Your instructions: Write out the whole listing word for word.

Records to use:
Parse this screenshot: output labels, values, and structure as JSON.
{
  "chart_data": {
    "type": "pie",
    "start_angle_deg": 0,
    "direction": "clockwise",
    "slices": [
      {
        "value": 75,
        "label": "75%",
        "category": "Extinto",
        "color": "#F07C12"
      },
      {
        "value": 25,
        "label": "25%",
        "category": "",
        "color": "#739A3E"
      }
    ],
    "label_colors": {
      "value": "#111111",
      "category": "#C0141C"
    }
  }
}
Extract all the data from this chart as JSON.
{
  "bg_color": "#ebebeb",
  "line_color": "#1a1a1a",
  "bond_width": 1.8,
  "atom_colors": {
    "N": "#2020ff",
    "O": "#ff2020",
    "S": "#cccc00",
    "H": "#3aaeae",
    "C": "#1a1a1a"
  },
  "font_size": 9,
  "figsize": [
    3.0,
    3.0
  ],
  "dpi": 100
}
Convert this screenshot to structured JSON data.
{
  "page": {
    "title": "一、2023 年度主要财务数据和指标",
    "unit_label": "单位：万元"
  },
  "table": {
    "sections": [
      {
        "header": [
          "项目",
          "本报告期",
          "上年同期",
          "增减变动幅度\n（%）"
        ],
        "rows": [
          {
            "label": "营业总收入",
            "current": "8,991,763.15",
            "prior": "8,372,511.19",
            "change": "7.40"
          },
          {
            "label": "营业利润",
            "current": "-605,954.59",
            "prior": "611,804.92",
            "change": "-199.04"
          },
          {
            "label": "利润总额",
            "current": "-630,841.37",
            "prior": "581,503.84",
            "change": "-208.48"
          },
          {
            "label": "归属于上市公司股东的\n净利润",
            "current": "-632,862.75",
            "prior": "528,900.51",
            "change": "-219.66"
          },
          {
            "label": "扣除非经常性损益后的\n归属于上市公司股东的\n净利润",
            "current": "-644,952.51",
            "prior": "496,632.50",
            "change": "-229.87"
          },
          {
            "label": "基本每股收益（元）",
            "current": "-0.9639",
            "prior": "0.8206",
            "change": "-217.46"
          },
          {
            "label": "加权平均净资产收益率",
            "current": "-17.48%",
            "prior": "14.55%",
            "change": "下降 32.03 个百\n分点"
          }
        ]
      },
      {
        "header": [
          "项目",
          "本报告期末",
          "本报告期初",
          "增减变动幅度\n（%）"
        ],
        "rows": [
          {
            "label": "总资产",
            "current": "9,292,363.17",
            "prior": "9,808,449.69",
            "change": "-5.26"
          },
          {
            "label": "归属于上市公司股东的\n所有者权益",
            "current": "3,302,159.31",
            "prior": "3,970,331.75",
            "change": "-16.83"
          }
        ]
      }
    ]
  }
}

Full output:
Parse this screenshot: output labels, values, and structure as JSON.
{
  "chart_data": {
    "type": "pie",
    "start_angle_deg": 0,
    "direction": "clockwise",
    "slices": [
      {
        "value": 75,
        "label": "75%",
        "category": "Extinto",
        "color": "#F07C12"
      },
      {
        "value": 25,
        "label": "25%",
        "category": "",
        "color": "#739A3E"
      }
    ],
    "label_colors": {
      "value": "#111111",
      "category": "#C0141C"
    }
  }
}
Extract all the data from this chart as JSON.
{
  "bg_color": "#ebebeb",
  "line_color": "#1a1a1a",
  "bond_width": 1.8,
  "atom_colors": {
    "N": "#2020ff",
    "O": "#ff2020",
    "S": "#cccc00",
    "H": "#3aaeae",
    "C": "#1a1a1a"
  },
  "font_size": 9,
  "figsize": [
    3.0,
    3.0
  ],
  "dpi": 100
}
Convert this screenshot to structured JSON data.
{
  "page": {
    "title": "一、2023 年度主要财务数据和指标",
    "unit_label": "单位：万元"
  },
  "table": {
    "sections": [
      {
        "header": [
          "项目",
          "本报告期",
          "上年同期",
          "增减变动幅度\n（%）"
        ],
        "rows": [
          {
            "label": "营业总收入",
            "current": "8,991,763.15",
            "prior": "8,372,511.19",
            "change": "7.40"
          },
          {
            "label": "营业利润",
            "current": "-605,954.59",
            "prior": "611,804.92",
            "change": "-199.04"
          },
          {
            "label": "利润总额",
            "current": "-630,841.37",
            "prior": "581,503.84",
            "change": "-208.48"
          },
          {
            "label": "归属于上市公司股东的\n净利润",
            "current": "-632,862.75",
            "prior": "528,900.51",
            "change": "-219.66"
          },
          {
            "label": "扣除非经常性损益后的\n归属于上市公司股东的\n净利润",
            "current": "-644,952.51",
            "prior": "496,632.50",
            "change": "-229.87"
          },
          {
            "label": "基本每股收益（元）",
            "current": "-0.9639",
            "prior": "0.8206",
            "change": "-217.46"
          },
          {
            "label": "加权平均净资产收益率",
            "current": "-17.48%",
            "prior": "14.55%",
            "change": "下降 32.03 个百\n分点"
          }
        ]
      },
      {
        "header": [
          "项目",
          "本报告期末",
          "本报告期初",
          "增减变动幅度\n（%）"
        ],
        "rows": [
          {
            "label": "总资产",
            "current": "9,292,363.17",
            "prior": "9,808,449.69",
            "change": "-5.26"
          },
          {
            "label": "归属于上市公司股东的\n所有者权益",
            "current": "3,302,159.31",
            "prior": "3,970,331.75",
            "change": "-16.83"
          }
        ]
      }
    ]
  }
}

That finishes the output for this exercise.